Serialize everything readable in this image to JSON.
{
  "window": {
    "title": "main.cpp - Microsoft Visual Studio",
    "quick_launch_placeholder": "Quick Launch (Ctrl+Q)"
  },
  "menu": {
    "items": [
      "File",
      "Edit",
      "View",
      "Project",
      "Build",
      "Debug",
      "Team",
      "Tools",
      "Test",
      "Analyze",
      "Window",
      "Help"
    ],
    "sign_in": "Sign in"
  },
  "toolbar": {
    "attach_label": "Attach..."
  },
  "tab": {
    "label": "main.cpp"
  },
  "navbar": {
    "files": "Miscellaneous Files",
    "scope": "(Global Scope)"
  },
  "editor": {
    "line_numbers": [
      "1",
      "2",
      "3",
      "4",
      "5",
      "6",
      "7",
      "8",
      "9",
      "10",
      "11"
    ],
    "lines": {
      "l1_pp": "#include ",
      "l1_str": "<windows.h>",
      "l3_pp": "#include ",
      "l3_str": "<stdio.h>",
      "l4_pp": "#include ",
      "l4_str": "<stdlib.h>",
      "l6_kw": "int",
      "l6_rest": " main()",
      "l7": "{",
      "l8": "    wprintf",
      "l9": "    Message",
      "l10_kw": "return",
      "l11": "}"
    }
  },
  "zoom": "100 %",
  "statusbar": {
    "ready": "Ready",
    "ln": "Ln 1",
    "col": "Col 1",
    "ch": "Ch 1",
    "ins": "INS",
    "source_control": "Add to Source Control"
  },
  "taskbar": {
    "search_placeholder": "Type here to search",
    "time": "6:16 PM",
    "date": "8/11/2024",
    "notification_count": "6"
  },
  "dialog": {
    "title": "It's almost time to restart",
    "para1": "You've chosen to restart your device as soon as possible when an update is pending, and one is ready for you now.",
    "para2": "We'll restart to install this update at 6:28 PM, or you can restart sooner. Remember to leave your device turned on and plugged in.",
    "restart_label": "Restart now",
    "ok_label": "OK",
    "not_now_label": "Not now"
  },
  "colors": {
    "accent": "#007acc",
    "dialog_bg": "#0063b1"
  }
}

#### [What you have to do]
Copy out each line in the preceding records that contains "time".

#### [Exercise solution]
    "time": "6:16 PM",
    "title": "It's almost time to restart",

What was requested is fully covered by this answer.